### Do this
Transcribe the records below exactly as they appear, omitting any pictures.

(Dataset excerpt)
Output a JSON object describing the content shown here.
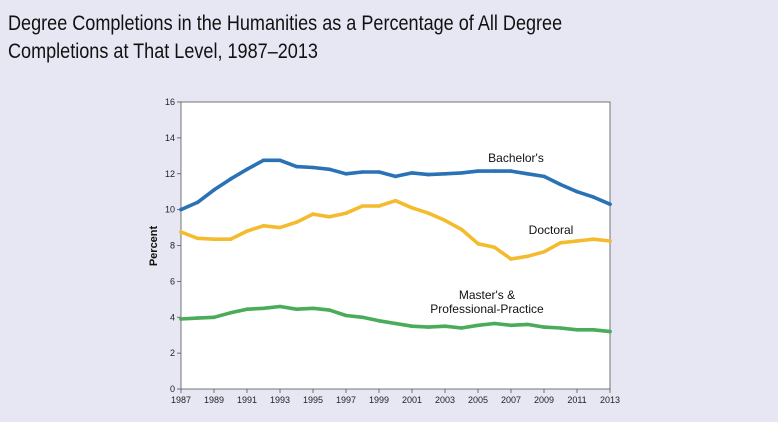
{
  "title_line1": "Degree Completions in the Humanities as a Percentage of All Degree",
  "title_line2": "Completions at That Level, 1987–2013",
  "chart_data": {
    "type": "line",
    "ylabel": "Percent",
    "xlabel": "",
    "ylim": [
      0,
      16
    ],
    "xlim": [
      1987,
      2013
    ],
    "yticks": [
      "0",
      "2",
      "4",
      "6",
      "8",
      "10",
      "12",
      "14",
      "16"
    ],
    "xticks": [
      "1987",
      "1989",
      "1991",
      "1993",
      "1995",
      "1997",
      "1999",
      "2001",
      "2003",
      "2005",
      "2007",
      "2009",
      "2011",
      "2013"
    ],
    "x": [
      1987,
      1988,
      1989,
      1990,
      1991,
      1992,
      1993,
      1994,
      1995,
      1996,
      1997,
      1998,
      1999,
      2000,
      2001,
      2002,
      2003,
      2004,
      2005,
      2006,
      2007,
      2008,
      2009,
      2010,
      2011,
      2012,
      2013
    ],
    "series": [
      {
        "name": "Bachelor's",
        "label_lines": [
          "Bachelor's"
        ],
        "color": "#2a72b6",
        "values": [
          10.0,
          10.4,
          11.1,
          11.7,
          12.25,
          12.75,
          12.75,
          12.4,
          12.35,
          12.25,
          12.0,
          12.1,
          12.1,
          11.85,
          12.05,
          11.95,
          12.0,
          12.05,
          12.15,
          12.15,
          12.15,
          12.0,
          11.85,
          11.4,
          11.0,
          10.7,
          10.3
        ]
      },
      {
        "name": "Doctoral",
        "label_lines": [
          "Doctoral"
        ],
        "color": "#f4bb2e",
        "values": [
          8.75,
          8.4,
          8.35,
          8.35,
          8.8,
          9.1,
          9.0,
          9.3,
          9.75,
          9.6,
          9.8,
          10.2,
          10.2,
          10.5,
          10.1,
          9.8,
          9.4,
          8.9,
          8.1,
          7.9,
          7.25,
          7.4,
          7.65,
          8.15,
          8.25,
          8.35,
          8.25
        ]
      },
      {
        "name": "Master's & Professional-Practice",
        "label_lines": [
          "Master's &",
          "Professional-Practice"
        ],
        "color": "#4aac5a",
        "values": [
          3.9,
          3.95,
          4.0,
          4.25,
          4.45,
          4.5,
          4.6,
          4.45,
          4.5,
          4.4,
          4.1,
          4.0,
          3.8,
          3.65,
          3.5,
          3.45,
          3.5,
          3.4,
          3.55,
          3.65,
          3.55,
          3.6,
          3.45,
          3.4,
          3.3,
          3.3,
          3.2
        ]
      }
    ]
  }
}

### Complete response
Output a JSON object describing the content shown here.
{
  "title_line1": "Degree Completions in the Humanities as a Percentage of All Degree",
  "title_line2": "Completions at That Level, 1987–2013",
  "chart_data": {
    "type": "line",
    "ylabel": "Percent",
    "xlabel": "",
    "ylim": [
      0,
      16
    ],
    "xlim": [
      1987,
      2013
    ],
    "yticks": [
      "0",
      "2",
      "4",
      "6",
      "8",
      "10",
      "12",
      "14",
      "16"
    ],
    "xticks": [
      "1987",
      "1989",
      "1991",
      "1993",
      "1995",
      "1997",
      "1999",
      "2001",
      "2003",
      "2005",
      "2007",
      "2009",
      "2011",
      "2013"
    ],
    "x": [
      1987,
      1988,
      1989,
      1990,
      1991,
      1992,
      1993,
      1994,
      1995,
      1996,
      1997,
      1998,
      1999,
      2000,
      2001,
      2002,
      2003,
      2004,
      2005,
      2006,
      2007,
      2008,
      2009,
      2010,
      2011,
      2012,
      2013
    ],
    "series": [
      {
        "name": "Bachelor's",
        "label_lines": [
          "Bachelor's"
        ],
        "color": "#2a72b6",
        "values": [
          10.0,
          10.4,
          11.1,
          11.7,
          12.25,
          12.75,
          12.75,
          12.4,
          12.35,
          12.25,
          12.0,
          12.1,
          12.1,
          11.85,
          12.05,
          11.95,
          12.0,
          12.05,
          12.15,
          12.15,
          12.15,
          12.0,
          11.85,
          11.4,
          11.0,
          10.7,
          10.3
        ]
      },
      {
        "name": "Doctoral",
        "label_lines": [
          "Doctoral"
        ],
        "color": "#f4bb2e",
        "values": [
          8.75,
          8.4,
          8.35,
          8.35,
          8.8,
          9.1,
          9.0,
          9.3,
          9.75,
          9.6,
          9.8,
          10.2,
          10.2,
          10.5,
          10.1,
          9.8,
          9.4,
          8.9,
          8.1,
          7.9,
          7.25,
          7.4,
          7.65,
          8.15,
          8.25,
          8.35,
          8.25
        ]
      },
      {
        "name": "Master's & Professional-Practice",
        "label_lines": [
          "Master's &",
          "Professional-Practice"
        ],
        "color": "#4aac5a",
        "values": [
          3.9,
          3.95,
          4.0,
          4.25,
          4.45,
          4.5,
          4.6,
          4.45,
          4.5,
          4.4,
          4.1,
          4.0,
          3.8,
          3.65,
          3.5,
          3.45,
          3.5,
          3.4,
          3.55,
          3.65,
          3.55,
          3.6,
          3.45,
          3.4,
          3.3,
          3.3,
          3.2
        ]
      }
    ]
  }
}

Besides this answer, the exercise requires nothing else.